Excerpts from a figure dataset:
******************************

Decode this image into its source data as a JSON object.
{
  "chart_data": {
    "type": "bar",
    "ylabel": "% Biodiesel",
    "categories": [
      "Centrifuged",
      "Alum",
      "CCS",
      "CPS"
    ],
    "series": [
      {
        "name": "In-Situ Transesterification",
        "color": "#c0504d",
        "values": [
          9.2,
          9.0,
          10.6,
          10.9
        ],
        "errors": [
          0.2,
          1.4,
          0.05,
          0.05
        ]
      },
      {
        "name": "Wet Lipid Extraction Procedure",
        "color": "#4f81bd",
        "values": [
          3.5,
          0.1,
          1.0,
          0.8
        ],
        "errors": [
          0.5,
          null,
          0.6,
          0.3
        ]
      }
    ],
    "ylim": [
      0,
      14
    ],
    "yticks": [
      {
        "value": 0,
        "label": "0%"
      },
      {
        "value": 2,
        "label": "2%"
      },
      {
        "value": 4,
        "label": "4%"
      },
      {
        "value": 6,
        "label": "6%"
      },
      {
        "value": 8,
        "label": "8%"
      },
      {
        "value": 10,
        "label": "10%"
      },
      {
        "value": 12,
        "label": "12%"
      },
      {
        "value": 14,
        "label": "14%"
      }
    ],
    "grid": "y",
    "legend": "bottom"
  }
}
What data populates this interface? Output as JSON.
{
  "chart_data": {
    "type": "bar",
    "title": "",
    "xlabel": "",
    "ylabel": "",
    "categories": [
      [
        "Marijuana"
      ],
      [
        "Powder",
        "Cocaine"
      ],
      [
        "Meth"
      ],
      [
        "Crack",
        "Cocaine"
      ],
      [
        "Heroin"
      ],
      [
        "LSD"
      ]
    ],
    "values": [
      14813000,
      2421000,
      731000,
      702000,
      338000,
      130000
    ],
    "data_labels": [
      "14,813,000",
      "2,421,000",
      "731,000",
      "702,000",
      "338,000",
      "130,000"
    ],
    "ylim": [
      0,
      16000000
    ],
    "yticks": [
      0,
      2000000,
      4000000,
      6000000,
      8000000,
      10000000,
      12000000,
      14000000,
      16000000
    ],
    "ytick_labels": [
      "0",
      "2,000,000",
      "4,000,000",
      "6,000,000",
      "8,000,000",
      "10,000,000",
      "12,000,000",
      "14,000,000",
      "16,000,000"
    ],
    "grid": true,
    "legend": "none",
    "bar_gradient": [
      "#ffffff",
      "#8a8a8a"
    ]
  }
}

******************************

Using the records above, gather all lines where the string "name" is present.

        "name": "In-Situ Transesterification",
        "name": "Wet Lipid Extraction Procedure",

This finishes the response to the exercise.